Given request – Each line containing the word "dcdcff" must be collected.

Exercise data –
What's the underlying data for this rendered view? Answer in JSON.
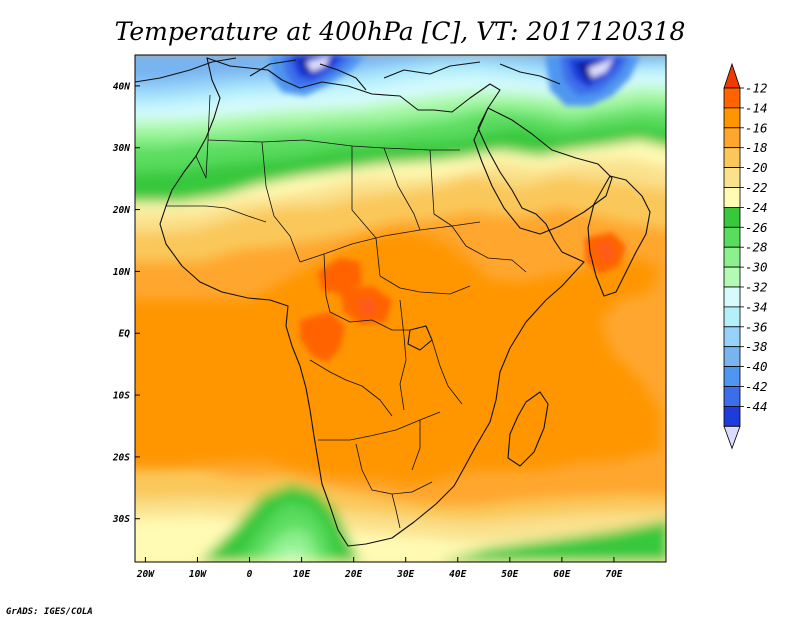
{
  "title": "Temperature at 400hPa [C], VT: 2017120318",
  "credit": "GrADS: IGES/COLA",
  "variable": "Temperature",
  "level": "400hPa",
  "units": "C",
  "valid_time": "2017120318",
  "map": {
    "lon_range": [
      -22,
      80
    ],
    "lat_range": [
      -37,
      45
    ],
    "lon_ticks": [
      {
        "lon": -20,
        "label": "20W"
      },
      {
        "lon": -10,
        "label": "10W"
      },
      {
        "lon": 0,
        "label": "0"
      },
      {
        "lon": 10,
        "label": "10E"
      },
      {
        "lon": 20,
        "label": "20E"
      },
      {
        "lon": 30,
        "label": "30E"
      },
      {
        "lon": 40,
        "label": "40E"
      },
      {
        "lon": 50,
        "label": "50E"
      },
      {
        "lon": 60,
        "label": "60E"
      },
      {
        "lon": 70,
        "label": "70E"
      }
    ],
    "lat_ticks": [
      {
        "lat": 40,
        "label": "40N"
      },
      {
        "lat": 30,
        "label": "30N"
      },
      {
        "lat": 20,
        "label": "20N"
      },
      {
        "lat": 10,
        "label": "10N"
      },
      {
        "lat": 0,
        "label": "EQ"
      },
      {
        "lat": -10,
        "label": "10S"
      },
      {
        "lat": -20,
        "label": "20S"
      },
      {
        "lat": -30,
        "label": "30S"
      }
    ]
  },
  "colorbar": {
    "levels": [
      {
        "label": "-12",
        "value": -12,
        "color": "#ff6400"
      },
      {
        "label": "-14",
        "value": -14,
        "color": "#ff9600"
      },
      {
        "label": "-16",
        "value": -16,
        "color": "#ffa62e"
      },
      {
        "label": "-18",
        "value": -18,
        "color": "#fac85a"
      },
      {
        "label": "-20",
        "value": -20,
        "color": "#fae18c"
      },
      {
        "label": "-22",
        "value": -22,
        "color": "#fffab4"
      },
      {
        "label": "-24",
        "value": -24,
        "color": "#37c83c"
      },
      {
        "label": "-26",
        "value": -26,
        "color": "#5adc5f"
      },
      {
        "label": "-28",
        "value": -28,
        "color": "#8cf08c"
      },
      {
        "label": "-30",
        "value": -30,
        "color": "#b4fab4"
      },
      {
        "label": "-32",
        "value": -32,
        "color": "#d7faff"
      },
      {
        "label": "-34",
        "value": -34,
        "color": "#b4f0fa"
      },
      {
        "label": "-36",
        "value": -36,
        "color": "#96d2fa"
      },
      {
        "label": "-38",
        "value": -38,
        "color": "#78b4f0"
      },
      {
        "label": "-40",
        "value": -40,
        "color": "#5096f0"
      },
      {
        "label": "-42",
        "value": -42,
        "color": "#3c6eeb"
      },
      {
        "label": "-44",
        "value": -44,
        "color": "#1e3cdc"
      }
    ],
    "top_arrow_color": "#ee3a00",
    "bottom_arrow_color": "#dcdcff",
    "extra_fill_colors": {
      "below_44": "#0f1e96",
      "low_extreme": "#dcdcff",
      "warm_max": "#ff5a1e"
    }
  }
}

Solution for this task –
    "bottom_arrow_color": "#dcdcff",
      "low_extreme": "#dcdcff",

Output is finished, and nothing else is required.